• **GIVEN INSTRUCTION**
Write out every entry word for word.

• **EXERCISE MATERIALS**
▼

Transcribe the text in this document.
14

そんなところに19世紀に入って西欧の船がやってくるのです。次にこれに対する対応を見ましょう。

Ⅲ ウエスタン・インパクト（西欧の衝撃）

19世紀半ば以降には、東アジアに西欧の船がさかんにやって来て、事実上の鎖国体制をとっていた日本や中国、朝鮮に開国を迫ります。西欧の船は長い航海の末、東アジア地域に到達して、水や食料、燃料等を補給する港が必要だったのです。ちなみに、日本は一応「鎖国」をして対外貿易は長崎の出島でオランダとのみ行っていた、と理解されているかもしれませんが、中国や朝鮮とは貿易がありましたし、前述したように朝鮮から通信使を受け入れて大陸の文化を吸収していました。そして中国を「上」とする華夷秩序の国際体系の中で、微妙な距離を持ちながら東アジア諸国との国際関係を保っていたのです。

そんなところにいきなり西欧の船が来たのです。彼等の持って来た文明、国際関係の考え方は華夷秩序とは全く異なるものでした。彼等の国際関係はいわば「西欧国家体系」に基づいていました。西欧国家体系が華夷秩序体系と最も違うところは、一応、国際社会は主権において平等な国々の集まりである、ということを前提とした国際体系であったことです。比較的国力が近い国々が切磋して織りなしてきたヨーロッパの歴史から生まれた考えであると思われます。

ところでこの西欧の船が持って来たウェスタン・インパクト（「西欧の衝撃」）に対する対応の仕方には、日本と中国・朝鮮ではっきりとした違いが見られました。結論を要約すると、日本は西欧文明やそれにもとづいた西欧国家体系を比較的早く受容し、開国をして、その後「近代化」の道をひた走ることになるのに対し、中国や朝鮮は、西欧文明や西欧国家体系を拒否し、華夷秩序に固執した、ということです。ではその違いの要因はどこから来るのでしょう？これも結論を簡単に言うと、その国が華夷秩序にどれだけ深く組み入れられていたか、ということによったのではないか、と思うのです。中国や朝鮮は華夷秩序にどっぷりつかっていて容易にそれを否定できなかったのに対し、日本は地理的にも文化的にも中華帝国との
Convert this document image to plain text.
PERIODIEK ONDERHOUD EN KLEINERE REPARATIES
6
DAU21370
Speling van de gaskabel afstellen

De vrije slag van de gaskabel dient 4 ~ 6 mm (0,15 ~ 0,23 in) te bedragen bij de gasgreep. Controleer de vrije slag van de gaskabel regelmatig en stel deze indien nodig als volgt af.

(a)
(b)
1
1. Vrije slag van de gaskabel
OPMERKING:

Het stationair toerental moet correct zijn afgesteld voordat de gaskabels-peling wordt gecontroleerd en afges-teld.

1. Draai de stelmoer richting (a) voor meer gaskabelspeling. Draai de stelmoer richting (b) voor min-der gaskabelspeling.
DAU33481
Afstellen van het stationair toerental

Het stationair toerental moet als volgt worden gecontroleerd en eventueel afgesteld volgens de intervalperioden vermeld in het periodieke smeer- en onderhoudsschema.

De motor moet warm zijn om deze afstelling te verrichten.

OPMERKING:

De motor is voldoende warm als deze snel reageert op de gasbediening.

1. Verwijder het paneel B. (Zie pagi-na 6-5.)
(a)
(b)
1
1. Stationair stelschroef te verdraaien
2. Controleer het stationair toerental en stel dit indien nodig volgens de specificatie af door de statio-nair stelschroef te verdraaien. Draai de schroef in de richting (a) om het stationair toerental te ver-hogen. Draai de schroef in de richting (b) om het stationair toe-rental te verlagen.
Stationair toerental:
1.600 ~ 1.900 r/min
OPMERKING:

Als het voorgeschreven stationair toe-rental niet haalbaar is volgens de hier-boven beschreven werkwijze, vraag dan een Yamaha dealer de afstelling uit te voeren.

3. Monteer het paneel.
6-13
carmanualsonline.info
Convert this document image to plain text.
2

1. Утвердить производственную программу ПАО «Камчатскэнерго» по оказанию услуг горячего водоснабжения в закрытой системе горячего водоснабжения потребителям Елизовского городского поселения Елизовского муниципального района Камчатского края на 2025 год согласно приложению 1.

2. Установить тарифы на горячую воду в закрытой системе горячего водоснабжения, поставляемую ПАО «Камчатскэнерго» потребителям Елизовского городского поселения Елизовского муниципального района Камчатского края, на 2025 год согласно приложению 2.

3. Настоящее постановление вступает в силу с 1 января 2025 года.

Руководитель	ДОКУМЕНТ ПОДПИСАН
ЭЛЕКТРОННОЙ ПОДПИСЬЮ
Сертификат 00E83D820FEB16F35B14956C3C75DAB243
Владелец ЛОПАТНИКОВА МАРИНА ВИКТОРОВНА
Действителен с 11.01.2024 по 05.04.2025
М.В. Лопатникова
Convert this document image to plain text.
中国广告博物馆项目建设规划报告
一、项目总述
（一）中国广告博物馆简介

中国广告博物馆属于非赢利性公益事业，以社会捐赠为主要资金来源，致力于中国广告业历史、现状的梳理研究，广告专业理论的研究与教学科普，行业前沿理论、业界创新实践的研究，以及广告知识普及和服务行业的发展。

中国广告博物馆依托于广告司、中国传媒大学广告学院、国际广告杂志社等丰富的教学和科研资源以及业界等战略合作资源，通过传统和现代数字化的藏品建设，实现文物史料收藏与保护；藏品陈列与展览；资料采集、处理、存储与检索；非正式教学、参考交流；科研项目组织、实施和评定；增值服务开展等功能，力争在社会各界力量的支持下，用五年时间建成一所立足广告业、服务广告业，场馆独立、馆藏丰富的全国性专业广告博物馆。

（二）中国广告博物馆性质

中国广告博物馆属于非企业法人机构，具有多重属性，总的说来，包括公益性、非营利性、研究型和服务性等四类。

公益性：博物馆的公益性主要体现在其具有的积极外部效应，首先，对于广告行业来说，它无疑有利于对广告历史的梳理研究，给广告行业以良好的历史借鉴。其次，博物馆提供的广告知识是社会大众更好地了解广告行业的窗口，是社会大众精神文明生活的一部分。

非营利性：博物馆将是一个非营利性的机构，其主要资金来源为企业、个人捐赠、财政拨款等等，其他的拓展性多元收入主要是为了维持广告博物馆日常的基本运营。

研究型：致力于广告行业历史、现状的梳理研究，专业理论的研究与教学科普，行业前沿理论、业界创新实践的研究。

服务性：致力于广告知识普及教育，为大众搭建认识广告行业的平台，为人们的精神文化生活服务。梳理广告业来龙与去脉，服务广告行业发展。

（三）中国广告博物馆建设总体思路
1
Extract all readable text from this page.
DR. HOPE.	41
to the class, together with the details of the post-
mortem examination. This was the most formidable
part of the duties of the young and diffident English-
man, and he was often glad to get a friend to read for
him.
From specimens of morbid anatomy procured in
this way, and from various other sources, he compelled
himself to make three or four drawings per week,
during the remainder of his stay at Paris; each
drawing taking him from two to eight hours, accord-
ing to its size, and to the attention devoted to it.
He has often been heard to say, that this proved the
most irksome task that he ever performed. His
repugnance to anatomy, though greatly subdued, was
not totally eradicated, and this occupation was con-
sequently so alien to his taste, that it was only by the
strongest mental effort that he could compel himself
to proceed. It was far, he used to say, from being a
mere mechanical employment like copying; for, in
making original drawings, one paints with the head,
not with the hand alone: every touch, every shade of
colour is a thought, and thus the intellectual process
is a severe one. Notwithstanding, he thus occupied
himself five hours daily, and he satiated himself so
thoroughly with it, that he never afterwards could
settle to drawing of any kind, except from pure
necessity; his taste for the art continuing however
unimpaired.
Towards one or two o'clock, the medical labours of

▲

• **RESPONSE TO THIS EXERCISE**
Transcribe the text in this document.
14

そんなところに19世紀に入って西欧の船がやってくるのです。次にこれに対する対応を見ましょう。

Ⅲ ウエスタン・インパクト（西欧の衝撃）

19世紀半ば以降には、東アジアに西欧の船がさかんにやって来て、事実上の鎖国体制をとっていた日本や中国、朝鮮に開国を迫ります。西欧の船は長い航海の末、東アジア地域に到達して、水や食料、燃料等を補給する港が必要だったのです。ちなみに、日本は一応「鎖国」をして対外貿易は長崎の出島でオランダとのみ行っていた、と理解されているかもしれませんが、中国や朝鮮とは貿易がありましたし、前述したように朝鮮から通信使を受け入れて大陸の文化を吸収していました。そして中国を「上」とする華夷秩序の国際体系の中で、微妙な距離を持ちながら東アジア諸国との国際関係を保っていたのです。

そんなところにいきなり西欧の船が来たのです。彼等の持って来た文明、国際関係の考え方は華夷秩序とは全く異なるものでした。彼等の国際関係はいわば「西欧国家体系」に基づいていました。西欧国家体系が華夷秩序体系と最も違うところは、一応、国際社会は主権において平等な国々の集まりである、ということを前提とした国際体系であったことです。比較的国力が近い国々が切磋して織りなしてきたヨーロッパの歴史から生まれた考えであると思われます。

ところでこの西欧の船が持って来たウェスタン・インパクト（「西欧の衝撃」）に対する対応の仕方には、日本と中国・朝鮮ではっきりとした違いが見られました。結論を要約すると、日本は西欧文明やそれにもとづいた西欧国家体系を比較的早く受容し、開国をして、その後「近代化」の道をひた走ることになるのに対し、中国や朝鮮は、西欧文明や西欧国家体系を拒否し、華夷秩序に固執した、ということです。ではその違いの要因はどこから来るのでしょう？これも結論を簡単に言うと、その国が華夷秩序にどれだけ深く組み入れられていたか、ということによったのではないか、と思うのです。中国や朝鮮は華夷秩序にどっぷりつかっていて容易にそれを否定できなかったのに対し、日本は地理的にも文化的にも中華帝国との
Convert this document image to plain text.
PERIODIEK ONDERHOUD EN KLEINERE REPARATIES
6
DAU21370
Speling van de gaskabel afstellen

De vrije slag van de gaskabel dient 4 ~ 6 mm (0,15 ~ 0,23 in) te bedragen bij de gasgreep. Controleer de vrije slag van de gaskabel regelmatig en stel deze indien nodig als volgt af.

(a)
(b)
1
1. Vrije slag van de gaskabel
OPMERKING:

Het stationair toerental moet correct zijn afgesteld voordat de gaskabels-peling wordt gecontroleerd en afges-teld.

1. Draai de stelmoer richting (a) voor meer gaskabelspeling. Draai de stelmoer richting (b) voor min-der gaskabelspeling.
DAU33481
Afstellen van het stationair toerental

Het stationair toerental moet als volgt worden gecontroleerd en eventueel afgesteld volgens de intervalperioden vermeld in het periodieke smeer- en onderhoudsschema.

De motor moet warm zijn om deze afstelling te verrichten.

OPMERKING:

De motor is voldoende warm als deze snel reageert op de gasbediening.

1. Verwijder het paneel B. (Zie pagi-na 6-5.)
(a)
(b)
1
1. Stationair stelschroef te verdraaien
2. Controleer het stationair toerental en stel dit indien nodig volgens de specificatie af door de statio-nair stelschroef te verdraaien. Draai de schroef in de richting (a) om het stationair toerental te ver-hogen. Draai de schroef in de richting (b) om het stationair toe-rental te verlagen.
Stationair toerental:
1.600 ~ 1.900 r/min
OPMERKING:

Als het voorgeschreven stationair toe-rental niet haalbaar is volgens de hier-boven beschreven werkwijze, vraag dan een Yamaha dealer de afstelling uit te voeren.

3. Monteer het paneel.
6-13
carmanualsonline.info
Convert this document image to plain text.
2

1. Утвердить производственную программу ПАО «Камчатскэнерго» по оказанию услуг горячего водоснабжения в закрытой системе горячего водоснабжения потребителям Елизовского городского поселения Елизовского муниципального района Камчатского края на 2025 год согласно приложению 1.

2. Установить тарифы на горячую воду в закрытой системе горячего водоснабжения, поставляемую ПАО «Камчатскэнерго» потребителям Елизовского городского поселения Елизовского муниципального района Камчатского края, на 2025 год согласно приложению 2.

3. Настоящее постановление вступает в силу с 1 января 2025 года.

Руководитель	ДОКУМЕНТ ПОДПИСАН
ЭЛЕКТРОННОЙ ПОДПИСЬЮ
Сертификат 00E83D820FEB16F35B14956C3C75DAB243
Владелец ЛОПАТНИКОВА МАРИНА ВИКТОРОВНА
Действителен с 11.01.2024 по 05.04.2025
М.В. Лопатникова
Convert this document image to plain text.
中国广告博物馆项目建设规划报告
一、项目总述
（一）中国广告博物馆简介

中国广告博物馆属于非赢利性公益事业，以社会捐赠为主要资金来源，致力于中国广告业历史、现状的梳理研究，广告专业理论的研究与教学科普，行业前沿理论、业界创新实践的研究，以及广告知识普及和服务行业的发展。

中国广告博物馆依托于广告司、中国传媒大学广告学院、国际广告杂志社等丰富的教学和科研资源以及业界等战略合作资源，通过传统和现代数字化的藏品建设，实现文物史料收藏与保护；藏品陈列与展览；资料采集、处理、存储与检索；非正式教学、参考交流；科研项目组织、实施和评定；增值服务开展等功能，力争在社会各界力量的支持下，用五年时间建成一所立足广告业、服务广告业，场馆独立、馆藏丰富的全国性专业广告博物馆。

（二）中国广告博物馆性质

中国广告博物馆属于非企业法人机构，具有多重属性，总的说来，包括公益性、非营利性、研究型和服务性等四类。

公益性：博物馆的公益性主要体现在其具有的积极外部效应，首先，对于广告行业来说，它无疑有利于对广告历史的梳理研究，给广告行业以良好的历史借鉴。其次，博物馆提供的广告知识是社会大众更好地了解广告行业的窗口，是社会大众精神文明生活的一部分。

非营利性：博物馆将是一个非营利性的机构，其主要资金来源为企业、个人捐赠、财政拨款等等，其他的拓展性多元收入主要是为了维持广告博物馆日常的基本运营。

研究型：致力于广告行业历史、现状的梳理研究，专业理论的研究与教学科普，行业前沿理论、业界创新实践的研究。

服务性：致力于广告知识普及教育，为大众搭建认识广告行业的平台，为人们的精神文化生活服务。梳理广告业来龙与去脉，服务广告行业发展。

（三）中国广告博物馆建设总体思路
1
Extract all readable text from this page.
DR. HOPE.	41
to the class, together with the details of the post-
mortem examination. This was the most formidable
part of the duties of the young and diffident English-
man, and he was often glad to get a friend to read for
him.
From specimens of morbid anatomy procured in
this way, and from various other sources, he compelled
himself to make three or four drawings per week,
during the remainder of his stay at Paris; each
drawing taking him from two to eight hours, accord-
ing to its size, and to the attention devoted to it.
He has often been heard to say, that this proved the
most irksome task that he ever performed. His
repugnance to anatomy, though greatly subdued, was
not totally eradicated, and this occupation was con-
sequently so alien to his taste, that it was only by the
strongest mental effort that he could compel himself
to proceed. It was far, he used to say, from being a
mere mechanical employment like copying; for, in
making original drawings, one paints with the head,
not with the hand alone: every touch, every shade of
colour is a thought, and thus the intellectual process
is a severe one. Notwithstanding, he thus occupied
himself five hours daily, and he satiated himself so
thoroughly with it, that he never afterwards could
settle to drawing of any kind, except from pure
necessity; his taste for the art continuing however
unimpaired.
Towards one or two o'clock, the medical labours of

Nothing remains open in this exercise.